** start of RECORDS TO USE **
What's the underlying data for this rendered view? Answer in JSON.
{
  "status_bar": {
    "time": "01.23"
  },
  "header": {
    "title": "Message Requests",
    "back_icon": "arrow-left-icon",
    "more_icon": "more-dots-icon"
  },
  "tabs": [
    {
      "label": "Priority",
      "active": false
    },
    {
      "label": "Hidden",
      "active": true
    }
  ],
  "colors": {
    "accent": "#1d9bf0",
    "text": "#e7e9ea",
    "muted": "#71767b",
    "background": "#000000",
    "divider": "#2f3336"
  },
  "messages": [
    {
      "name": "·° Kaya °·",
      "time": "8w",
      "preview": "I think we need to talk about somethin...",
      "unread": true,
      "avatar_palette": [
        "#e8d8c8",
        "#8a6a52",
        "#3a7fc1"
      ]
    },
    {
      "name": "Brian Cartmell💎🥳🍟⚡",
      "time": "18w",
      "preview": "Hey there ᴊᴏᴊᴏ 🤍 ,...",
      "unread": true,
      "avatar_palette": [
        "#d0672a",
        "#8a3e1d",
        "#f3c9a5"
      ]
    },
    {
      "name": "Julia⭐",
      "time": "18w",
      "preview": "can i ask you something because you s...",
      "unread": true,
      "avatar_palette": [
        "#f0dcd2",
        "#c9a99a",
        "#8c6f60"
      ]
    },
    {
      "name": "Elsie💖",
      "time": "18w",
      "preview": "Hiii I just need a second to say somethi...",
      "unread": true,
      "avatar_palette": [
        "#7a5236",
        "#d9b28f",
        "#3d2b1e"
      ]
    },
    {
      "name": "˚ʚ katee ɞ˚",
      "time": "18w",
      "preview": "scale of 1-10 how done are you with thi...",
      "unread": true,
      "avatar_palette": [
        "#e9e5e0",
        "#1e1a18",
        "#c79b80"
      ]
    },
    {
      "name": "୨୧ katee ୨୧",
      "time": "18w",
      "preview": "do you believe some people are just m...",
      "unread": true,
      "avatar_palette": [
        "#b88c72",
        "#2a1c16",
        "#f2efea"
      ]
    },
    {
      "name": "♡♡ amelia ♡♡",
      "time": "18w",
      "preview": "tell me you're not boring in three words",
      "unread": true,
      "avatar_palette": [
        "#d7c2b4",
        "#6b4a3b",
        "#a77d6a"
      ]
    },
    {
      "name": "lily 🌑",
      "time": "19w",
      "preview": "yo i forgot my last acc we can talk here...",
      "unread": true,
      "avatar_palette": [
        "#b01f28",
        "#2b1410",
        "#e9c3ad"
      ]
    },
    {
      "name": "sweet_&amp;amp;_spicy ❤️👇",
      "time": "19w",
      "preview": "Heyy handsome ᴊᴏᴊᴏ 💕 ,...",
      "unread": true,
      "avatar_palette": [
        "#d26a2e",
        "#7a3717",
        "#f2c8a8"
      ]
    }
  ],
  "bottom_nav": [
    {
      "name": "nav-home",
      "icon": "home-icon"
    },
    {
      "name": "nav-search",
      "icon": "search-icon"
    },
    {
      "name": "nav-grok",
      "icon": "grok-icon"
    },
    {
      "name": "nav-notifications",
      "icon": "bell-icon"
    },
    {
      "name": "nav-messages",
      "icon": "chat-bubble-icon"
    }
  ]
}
** end of RECORDS TO USE **
▶ [WHAT IS REQUIRED] What count of lines in the listing contain the word "just"? Reply with the number only.

▶ [TASK SOLUTION] 2